__EXERCISE DESCRIPTION__
Locate the string "color" in the listing below. Copy every line where it is found.

■ ■ ■ ■ ■ ■ ■

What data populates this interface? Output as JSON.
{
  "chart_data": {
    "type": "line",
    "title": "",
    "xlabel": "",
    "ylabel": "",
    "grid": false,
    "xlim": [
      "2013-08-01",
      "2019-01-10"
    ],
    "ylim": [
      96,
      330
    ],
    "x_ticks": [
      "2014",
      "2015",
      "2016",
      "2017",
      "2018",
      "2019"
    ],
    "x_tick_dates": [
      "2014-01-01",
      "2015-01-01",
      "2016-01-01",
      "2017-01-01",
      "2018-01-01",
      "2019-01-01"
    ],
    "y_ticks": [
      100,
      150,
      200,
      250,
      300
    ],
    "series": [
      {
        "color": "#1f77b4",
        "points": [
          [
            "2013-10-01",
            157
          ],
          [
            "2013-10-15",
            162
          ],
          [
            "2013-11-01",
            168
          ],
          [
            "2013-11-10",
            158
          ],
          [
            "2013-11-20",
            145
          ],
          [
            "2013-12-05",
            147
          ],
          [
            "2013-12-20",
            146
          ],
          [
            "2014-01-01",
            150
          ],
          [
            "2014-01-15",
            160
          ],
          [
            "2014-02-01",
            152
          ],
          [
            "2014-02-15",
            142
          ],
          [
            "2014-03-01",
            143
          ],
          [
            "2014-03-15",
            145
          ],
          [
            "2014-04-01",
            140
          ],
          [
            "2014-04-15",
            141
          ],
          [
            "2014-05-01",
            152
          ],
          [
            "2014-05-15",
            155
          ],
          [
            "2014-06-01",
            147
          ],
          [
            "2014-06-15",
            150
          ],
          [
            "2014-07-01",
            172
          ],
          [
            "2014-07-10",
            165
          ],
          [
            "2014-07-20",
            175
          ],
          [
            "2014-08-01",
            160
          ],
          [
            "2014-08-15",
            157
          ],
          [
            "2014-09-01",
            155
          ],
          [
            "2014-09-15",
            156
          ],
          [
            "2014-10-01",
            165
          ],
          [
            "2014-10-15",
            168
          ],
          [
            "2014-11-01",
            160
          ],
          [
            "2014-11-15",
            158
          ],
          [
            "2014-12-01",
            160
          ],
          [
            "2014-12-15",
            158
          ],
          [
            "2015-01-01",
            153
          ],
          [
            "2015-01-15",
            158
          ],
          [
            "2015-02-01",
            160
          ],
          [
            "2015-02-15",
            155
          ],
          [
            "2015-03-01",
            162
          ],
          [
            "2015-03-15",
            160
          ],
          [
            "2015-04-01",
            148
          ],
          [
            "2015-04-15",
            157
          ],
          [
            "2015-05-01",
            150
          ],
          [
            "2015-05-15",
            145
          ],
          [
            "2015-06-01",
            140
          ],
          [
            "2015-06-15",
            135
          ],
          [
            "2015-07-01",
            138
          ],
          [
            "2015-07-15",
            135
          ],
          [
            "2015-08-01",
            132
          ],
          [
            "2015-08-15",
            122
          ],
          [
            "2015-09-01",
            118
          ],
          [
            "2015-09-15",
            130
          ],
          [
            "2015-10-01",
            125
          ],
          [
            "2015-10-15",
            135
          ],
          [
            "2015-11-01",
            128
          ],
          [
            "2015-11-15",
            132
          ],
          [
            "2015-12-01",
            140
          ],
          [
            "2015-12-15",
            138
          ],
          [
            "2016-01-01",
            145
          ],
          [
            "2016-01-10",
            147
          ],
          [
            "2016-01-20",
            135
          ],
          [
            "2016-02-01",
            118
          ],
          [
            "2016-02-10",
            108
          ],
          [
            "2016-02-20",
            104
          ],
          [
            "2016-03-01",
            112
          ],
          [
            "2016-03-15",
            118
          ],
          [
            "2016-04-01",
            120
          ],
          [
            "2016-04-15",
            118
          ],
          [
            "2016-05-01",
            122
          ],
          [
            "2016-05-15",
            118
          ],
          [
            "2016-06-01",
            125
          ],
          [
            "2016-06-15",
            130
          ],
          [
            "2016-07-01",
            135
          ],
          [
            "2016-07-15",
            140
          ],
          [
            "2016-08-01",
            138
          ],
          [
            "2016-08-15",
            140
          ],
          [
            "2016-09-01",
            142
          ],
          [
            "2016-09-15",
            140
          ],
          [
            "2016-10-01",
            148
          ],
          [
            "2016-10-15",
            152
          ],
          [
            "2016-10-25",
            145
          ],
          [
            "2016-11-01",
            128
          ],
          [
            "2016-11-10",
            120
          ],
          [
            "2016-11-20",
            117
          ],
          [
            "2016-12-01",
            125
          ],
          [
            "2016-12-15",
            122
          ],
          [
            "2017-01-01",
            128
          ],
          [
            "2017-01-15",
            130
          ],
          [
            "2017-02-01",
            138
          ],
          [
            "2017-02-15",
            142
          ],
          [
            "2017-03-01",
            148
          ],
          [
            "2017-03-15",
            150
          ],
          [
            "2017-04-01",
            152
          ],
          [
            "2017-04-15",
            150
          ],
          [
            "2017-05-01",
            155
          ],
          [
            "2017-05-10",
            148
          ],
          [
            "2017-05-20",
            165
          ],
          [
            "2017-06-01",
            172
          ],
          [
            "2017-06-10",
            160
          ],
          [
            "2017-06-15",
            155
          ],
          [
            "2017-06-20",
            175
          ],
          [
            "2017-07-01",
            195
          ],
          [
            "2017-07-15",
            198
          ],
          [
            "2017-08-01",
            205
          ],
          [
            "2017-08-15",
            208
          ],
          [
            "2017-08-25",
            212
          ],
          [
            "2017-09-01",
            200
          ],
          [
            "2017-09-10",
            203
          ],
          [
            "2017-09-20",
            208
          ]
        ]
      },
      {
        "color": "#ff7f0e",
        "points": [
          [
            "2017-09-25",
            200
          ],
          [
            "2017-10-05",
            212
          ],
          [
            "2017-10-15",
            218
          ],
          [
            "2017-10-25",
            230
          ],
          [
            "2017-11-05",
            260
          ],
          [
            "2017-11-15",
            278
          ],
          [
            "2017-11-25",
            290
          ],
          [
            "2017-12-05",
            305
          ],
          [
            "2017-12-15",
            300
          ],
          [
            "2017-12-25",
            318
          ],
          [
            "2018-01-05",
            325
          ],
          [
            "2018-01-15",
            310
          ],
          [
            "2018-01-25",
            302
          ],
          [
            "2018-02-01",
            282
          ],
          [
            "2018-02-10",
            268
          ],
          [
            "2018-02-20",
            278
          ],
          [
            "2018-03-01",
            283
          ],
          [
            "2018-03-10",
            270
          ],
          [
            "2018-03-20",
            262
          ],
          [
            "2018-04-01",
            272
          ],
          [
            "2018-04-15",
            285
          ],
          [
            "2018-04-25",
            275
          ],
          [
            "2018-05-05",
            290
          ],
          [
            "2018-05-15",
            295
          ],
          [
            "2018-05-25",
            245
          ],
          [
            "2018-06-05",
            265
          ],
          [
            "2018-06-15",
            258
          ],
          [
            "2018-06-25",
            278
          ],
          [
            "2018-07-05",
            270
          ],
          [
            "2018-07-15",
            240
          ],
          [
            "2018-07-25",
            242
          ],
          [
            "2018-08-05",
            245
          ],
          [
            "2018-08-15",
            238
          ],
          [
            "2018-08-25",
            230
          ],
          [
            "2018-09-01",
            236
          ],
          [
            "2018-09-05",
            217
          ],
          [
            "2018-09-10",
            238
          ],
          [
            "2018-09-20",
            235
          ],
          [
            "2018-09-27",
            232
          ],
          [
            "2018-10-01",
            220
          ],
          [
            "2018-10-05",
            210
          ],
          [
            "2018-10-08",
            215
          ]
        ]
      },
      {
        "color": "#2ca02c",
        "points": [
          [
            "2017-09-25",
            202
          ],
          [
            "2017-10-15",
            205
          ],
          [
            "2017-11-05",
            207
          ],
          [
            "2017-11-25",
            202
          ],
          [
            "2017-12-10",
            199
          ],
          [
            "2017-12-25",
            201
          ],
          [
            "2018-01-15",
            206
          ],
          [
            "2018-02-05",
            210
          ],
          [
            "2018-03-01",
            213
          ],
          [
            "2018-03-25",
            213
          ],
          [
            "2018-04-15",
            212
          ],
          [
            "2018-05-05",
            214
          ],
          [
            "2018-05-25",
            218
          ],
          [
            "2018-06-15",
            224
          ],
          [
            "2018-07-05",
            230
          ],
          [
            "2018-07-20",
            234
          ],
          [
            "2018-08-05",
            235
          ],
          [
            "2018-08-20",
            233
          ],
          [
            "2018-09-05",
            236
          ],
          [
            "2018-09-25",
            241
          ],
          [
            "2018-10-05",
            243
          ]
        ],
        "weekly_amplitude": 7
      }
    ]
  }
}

■ ■ ■ ■ ■ ■ ■

__ANSWER TO THIS PROBLEM__
        "color": "#1f77b4",
        "color": "#ff7f0e",
        "color": "#2ca02c",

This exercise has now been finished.